Work required = Look through the listing for the word "JSON". Copy each line that has it.

(Records from a collection of figures)

▬▬▬▬▬▬

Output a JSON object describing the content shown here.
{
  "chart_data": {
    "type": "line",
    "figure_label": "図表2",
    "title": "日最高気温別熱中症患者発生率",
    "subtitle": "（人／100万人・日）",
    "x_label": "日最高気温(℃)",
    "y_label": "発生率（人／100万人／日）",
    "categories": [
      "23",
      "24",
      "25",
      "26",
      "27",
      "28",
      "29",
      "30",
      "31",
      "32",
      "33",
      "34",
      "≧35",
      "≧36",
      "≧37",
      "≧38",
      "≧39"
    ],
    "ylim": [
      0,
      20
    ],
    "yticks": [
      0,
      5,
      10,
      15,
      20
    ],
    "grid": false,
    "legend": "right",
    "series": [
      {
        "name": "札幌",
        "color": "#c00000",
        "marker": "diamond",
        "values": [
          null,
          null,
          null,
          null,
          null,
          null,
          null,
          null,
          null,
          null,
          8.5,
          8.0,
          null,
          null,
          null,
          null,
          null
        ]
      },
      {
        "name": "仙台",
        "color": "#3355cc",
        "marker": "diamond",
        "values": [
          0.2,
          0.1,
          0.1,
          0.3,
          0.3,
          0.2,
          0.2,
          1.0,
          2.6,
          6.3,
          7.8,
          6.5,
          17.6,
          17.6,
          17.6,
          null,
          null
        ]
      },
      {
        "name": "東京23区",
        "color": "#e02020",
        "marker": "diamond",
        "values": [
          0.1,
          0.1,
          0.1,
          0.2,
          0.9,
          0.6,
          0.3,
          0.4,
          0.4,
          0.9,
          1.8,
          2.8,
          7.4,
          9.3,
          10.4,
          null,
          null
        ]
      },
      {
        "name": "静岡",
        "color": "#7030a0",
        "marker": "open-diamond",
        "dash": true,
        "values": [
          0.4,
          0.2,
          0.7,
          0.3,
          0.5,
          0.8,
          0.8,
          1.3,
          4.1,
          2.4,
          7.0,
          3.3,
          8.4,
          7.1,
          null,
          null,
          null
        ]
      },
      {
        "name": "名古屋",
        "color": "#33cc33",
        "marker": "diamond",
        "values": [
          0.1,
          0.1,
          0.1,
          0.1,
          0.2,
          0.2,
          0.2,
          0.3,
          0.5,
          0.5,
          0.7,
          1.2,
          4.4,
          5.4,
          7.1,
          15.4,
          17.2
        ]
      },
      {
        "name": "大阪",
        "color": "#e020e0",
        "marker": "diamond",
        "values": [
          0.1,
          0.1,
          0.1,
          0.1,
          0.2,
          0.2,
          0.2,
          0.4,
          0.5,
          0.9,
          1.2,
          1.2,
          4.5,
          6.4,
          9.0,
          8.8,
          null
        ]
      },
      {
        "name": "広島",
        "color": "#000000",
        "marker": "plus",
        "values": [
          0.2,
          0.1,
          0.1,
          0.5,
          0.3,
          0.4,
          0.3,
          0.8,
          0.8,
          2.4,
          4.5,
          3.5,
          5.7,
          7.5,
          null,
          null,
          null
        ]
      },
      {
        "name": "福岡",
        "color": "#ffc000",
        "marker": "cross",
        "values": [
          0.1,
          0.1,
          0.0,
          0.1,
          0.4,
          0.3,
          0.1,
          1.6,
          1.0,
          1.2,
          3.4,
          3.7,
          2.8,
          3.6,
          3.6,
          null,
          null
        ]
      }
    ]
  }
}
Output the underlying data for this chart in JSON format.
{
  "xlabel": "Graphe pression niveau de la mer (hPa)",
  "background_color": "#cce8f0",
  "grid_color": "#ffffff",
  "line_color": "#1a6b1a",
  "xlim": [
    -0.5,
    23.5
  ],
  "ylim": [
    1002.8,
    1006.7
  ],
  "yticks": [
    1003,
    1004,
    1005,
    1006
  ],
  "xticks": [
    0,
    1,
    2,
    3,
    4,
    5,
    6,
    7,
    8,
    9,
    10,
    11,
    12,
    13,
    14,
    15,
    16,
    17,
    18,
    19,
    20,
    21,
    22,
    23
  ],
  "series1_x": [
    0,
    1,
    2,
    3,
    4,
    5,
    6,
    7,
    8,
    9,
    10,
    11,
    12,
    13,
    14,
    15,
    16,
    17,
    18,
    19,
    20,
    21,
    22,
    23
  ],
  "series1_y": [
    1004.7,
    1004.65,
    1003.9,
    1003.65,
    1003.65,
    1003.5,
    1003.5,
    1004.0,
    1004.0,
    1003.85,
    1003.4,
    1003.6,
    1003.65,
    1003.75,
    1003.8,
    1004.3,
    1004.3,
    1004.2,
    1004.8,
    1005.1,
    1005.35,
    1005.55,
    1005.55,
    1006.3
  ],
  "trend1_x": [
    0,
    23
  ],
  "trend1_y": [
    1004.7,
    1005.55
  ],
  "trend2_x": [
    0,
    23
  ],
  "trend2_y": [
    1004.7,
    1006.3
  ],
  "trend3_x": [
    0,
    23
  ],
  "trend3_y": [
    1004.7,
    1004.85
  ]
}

▬▬▬▬▬▬

Output for this exercise =
Output a JSON object describing the content shown here.
Output the underlying data for this chart in JSON format.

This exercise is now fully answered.